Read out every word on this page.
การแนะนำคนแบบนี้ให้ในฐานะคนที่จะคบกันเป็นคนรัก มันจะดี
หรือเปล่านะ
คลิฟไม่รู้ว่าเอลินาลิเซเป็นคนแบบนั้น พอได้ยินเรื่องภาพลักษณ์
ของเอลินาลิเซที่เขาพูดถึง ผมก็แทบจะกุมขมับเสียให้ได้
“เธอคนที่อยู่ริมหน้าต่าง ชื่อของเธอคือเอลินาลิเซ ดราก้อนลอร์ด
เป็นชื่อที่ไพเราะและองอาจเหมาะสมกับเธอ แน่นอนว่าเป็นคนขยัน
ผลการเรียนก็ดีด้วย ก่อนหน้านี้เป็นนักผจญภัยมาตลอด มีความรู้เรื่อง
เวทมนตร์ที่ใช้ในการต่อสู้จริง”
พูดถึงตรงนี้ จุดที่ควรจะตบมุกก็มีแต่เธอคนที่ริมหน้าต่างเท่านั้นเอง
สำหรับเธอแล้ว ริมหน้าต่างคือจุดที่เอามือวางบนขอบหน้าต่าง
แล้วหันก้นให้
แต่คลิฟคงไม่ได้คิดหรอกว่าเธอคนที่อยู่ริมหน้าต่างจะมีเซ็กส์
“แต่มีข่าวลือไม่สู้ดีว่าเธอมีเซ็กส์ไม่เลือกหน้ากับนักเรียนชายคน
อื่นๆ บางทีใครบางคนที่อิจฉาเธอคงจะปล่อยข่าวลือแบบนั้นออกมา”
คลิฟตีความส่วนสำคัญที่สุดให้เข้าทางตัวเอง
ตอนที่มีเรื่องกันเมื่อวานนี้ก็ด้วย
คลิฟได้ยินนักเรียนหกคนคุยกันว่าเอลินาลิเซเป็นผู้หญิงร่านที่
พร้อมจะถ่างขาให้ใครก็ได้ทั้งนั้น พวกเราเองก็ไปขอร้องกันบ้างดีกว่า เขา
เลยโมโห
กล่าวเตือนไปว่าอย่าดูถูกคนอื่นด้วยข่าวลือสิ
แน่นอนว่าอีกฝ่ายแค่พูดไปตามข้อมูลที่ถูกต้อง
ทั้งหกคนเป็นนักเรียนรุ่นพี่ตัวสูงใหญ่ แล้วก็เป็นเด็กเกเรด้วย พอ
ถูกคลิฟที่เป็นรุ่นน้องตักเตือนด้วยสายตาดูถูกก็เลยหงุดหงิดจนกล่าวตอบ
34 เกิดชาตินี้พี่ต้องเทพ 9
--- --- ---
Exercise directions: Output all records verbatim.

Task answer:
Read out every word on this page.
การแนะนำคนแบบนี้ให้ในฐานะคนที่จะคบกันเป็นคนรัก มันจะดี
หรือเปล่านะ
คลิฟไม่รู้ว่าเอลินาลิเซเป็นคนแบบนั้น พอได้ยินเรื่องภาพลักษณ์
ของเอลินาลิเซที่เขาพูดถึง ผมก็แทบจะกุมขมับเสียให้ได้
“เธอคนที่อยู่ริมหน้าต่าง ชื่อของเธอคือเอลินาลิเซ ดราก้อนลอร์ด
เป็นชื่อที่ไพเราะและองอาจเหมาะสมกับเธอ แน่นอนว่าเป็นคนขยัน
ผลการเรียนก็ดีด้วย ก่อนหน้านี้เป็นนักผจญภัยมาตลอด มีความรู้เรื่อง
เวทมนตร์ที่ใช้ในการต่อสู้จริง”
พูดถึงตรงนี้ จุดที่ควรจะตบมุกก็มีแต่เธอคนที่ริมหน้าต่างเท่านั้นเอง
สำหรับเธอแล้ว ริมหน้าต่างคือจุดที่เอามือวางบนขอบหน้าต่าง
แล้วหันก้นให้
แต่คลิฟคงไม่ได้คิดหรอกว่าเธอคนที่อยู่ริมหน้าต่างจะมีเซ็กส์
“แต่มีข่าวลือไม่สู้ดีว่าเธอมีเซ็กส์ไม่เลือกหน้ากับนักเรียนชายคน
อื่นๆ บางทีใครบางคนที่อิจฉาเธอคงจะปล่อยข่าวลือแบบนั้นออกมา”
คลิฟตีความส่วนสำคัญที่สุดให้เข้าทางตัวเอง
ตอนที่มีเรื่องกันเมื่อวานนี้ก็ด้วย
คลิฟได้ยินนักเรียนหกคนคุยกันว่าเอลินาลิเซเป็นผู้หญิงร่านที่
พร้อมจะถ่างขาให้ใครก็ได้ทั้งนั้น พวกเราเองก็ไปขอร้องกันบ้างดีกว่า เขา
เลยโมโห
กล่าวเตือนไปว่าอย่าดูถูกคนอื่นด้วยข่าวลือสิ
แน่นอนว่าอีกฝ่ายแค่พูดไปตามข้อมูลที่ถูกต้อง
ทั้งหกคนเป็นนักเรียนรุ่นพี่ตัวสูงใหญ่ แล้วก็เป็นเด็กเกเรด้วย พอ
ถูกคลิฟที่เป็นรุ่นน้องตักเตือนด้วยสายตาดูถูกก็เลยหงุดหงิดจนกล่าวตอบ
34 เกิดชาตินี้พี่ต้องเทพ 9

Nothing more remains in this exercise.